■ Problem description ■
For each line below that includes the word "sitemap", make a copy.

■ Data entries ■
────────────────────
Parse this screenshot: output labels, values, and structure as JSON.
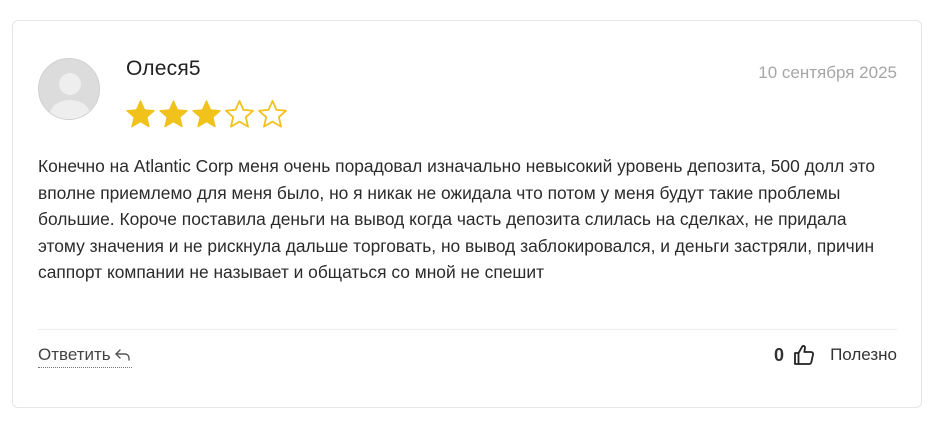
{
  "review": {
    "author": "Олеся5",
    "date": "10 сентября 2025",
    "rating": 3,
    "max_rating": 5,
    "text": "Конечно на Atlantic Corp меня очень порадовал изначально невысокий уровень депозита, 500 долл это вполне приемлемо для меня было, но я никак не ожидала что потом у меня будут такие проблемы большие. Короче поставила деньги на вывод когда часть депозита слилась на сделках, не придала этому значения и не рискнула дальше торговать, но вывод заблокировался, и деньги застряли, причин саппорт компании не называет и общаться со мной не спешит"
  },
  "actions": {
    "reply_label": "Ответить",
    "helpful_count": "0",
    "helpful_label": "Полезно"
  },
  "icons": {
    "avatar": "user-placeholder-icon",
    "star_filled": "star-filled-icon",
    "star_empty": "star-outline-icon",
    "reply": "reply-arrow-icon",
    "helpful": "thumbs-up-icon"
  },
  "colors": {
    "star": "#F0C21B",
    "text": "#2b2b2b",
    "date": "#a6a6a6",
    "avatar_bg": "#dcdcdc"
  }
}
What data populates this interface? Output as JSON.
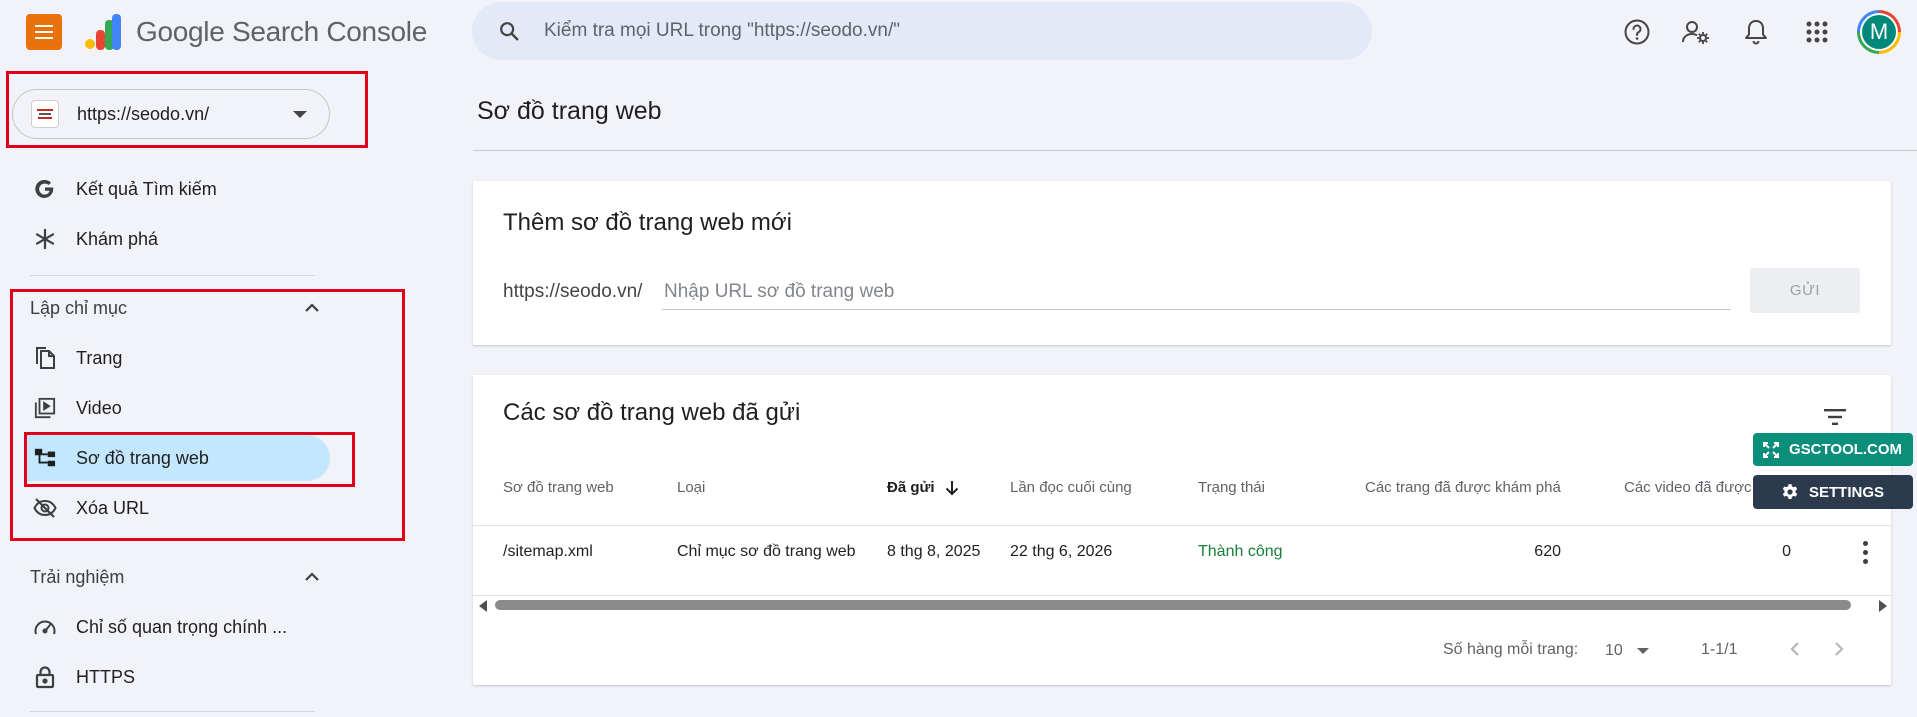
{
  "app": {
    "logo_text": "Google Search Console"
  },
  "search": {
    "placeholder": "Kiểm tra mọi URL trong \"https://seodo.vn/\""
  },
  "account": {
    "avatar_letter": "M"
  },
  "property": {
    "url": "https://seodo.vn/"
  },
  "sidebar": {
    "top_items": [
      {
        "label": "Kết quả Tìm kiếm",
        "icon": "google-g-icon"
      },
      {
        "label": "Khám phá",
        "icon": "asterisk-icon"
      }
    ],
    "sections": [
      {
        "title": "Lập chỉ mục",
        "items": [
          {
            "label": "Trang",
            "icon": "pages-icon"
          },
          {
            "label": "Video",
            "icon": "video-icon"
          },
          {
            "label": "Sơ đồ trang web",
            "icon": "sitemap-icon",
            "active": true
          },
          {
            "label": "Xóa URL",
            "icon": "eye-off-icon"
          }
        ]
      },
      {
        "title": "Trải nghiệm",
        "items": [
          {
            "label": "Chỉ số quan trọng chính ...",
            "icon": "speed-gauge-icon"
          },
          {
            "label": "HTTPS",
            "icon": "lock-icon"
          }
        ]
      }
    ]
  },
  "main": {
    "page_title": "Sơ đồ trang web",
    "add_card": {
      "title": "Thêm sơ đồ trang web mới",
      "prefix": "https://seodo.vn/",
      "input_placeholder": "Nhập URL sơ đồ trang web",
      "submit_label": "GỬI"
    },
    "list_card": {
      "title": "Các sơ đồ trang web đã gửi",
      "columns": [
        "Sơ đồ trang web",
        "Loại",
        "Đã gửi",
        "Lần đọc cuối cùng",
        "Trạng thái",
        "Các trang đã được khám phá",
        "Các video đã được"
      ],
      "rows": [
        {
          "sitemap": "/sitemap.xml",
          "type": "Chỉ mục sơ đồ trang web",
          "submitted": "8 thg 8, 2025",
          "last_read": "22 thg 6, 2026",
          "status": "Thành công",
          "pages": "620",
          "videos": "0"
        }
      ],
      "pagination": {
        "rows_label": "Số hàng mỗi trang:",
        "rows_value": "10",
        "range": "1-1/1"
      }
    }
  },
  "extension": {
    "gsctool_label": "GSCTOOL.COM",
    "settings_label": "SETTINGS"
  },
  "colors": {
    "menu_button": "#e8710a",
    "active_nav": "#c2e7ff",
    "success": "#188038",
    "highlight_box": "#e0001b",
    "gsctool": "#0b8f7a",
    "settings": "#2b3a4d"
  }
}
────────────────────
■ Solved exercise ■
            "icon": "sitemap-icon",
          "sitemap": "/sitemap.xml",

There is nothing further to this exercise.